» DETAILS VAN OPGAVE
Haal uit het tekstfragment letterlijk het stuk dat begint met "Vervolgens is door" en doorloopt tot en met "spoedaanwijzing keert terug.".

##### TEKSTFRAGMENT

Vervolgens is door de nieuw aangetreden Minister voor Onderwijs een nota van wijziging (zie noot 9) ingediend, waarbij het begrip wanbeheer en de aanwijzingsbevoegdheid weer werden verruimd. Daarmee werd in wezen teruggegrepen op de tekst van het wetsvoorstel zoals dat aan de Afdeling was voorgelegd:

• de term ‘structureel’ uit de definitie van wanbeheer met betrekking tot de zorgplicht voor de veiligheid en de burgerschapsopdracht vervalt;
• voor een spoedaanwijzing volstaat een redelijk vermoeden.
• de verlengingsmogelijkheid van de spoedaanwijzing keert terug.

##########
##### REGELS MET DATA

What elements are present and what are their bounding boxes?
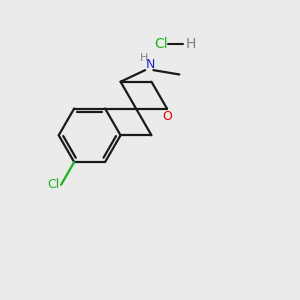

##########

» VOLLEDIG ANTWOORD
Vervolgens is door de nieuw aangetreden Minister voor Onderwijs een nota van wijziging (zie noot 9) ingediend, waarbij het begrip wanbeheer en de aanwijzingsbevoegdheid weer werden verruimd. Daarmee werd in wezen teruggegrepen op de tekst van het wetsvoorstel zoals dat aan de Afdeling was voorgelegd:

• de term ‘structureel’ uit de definitie van wanbeheer met betrekking tot de zorgplicht voor de veiligheid en de burgerschapsopdracht vervalt;
• voor een spoedaanwijzing volstaat een redelijk vermoeden.
• de verlengingsmogelijkheid van de spoedaanwijzing keert terug.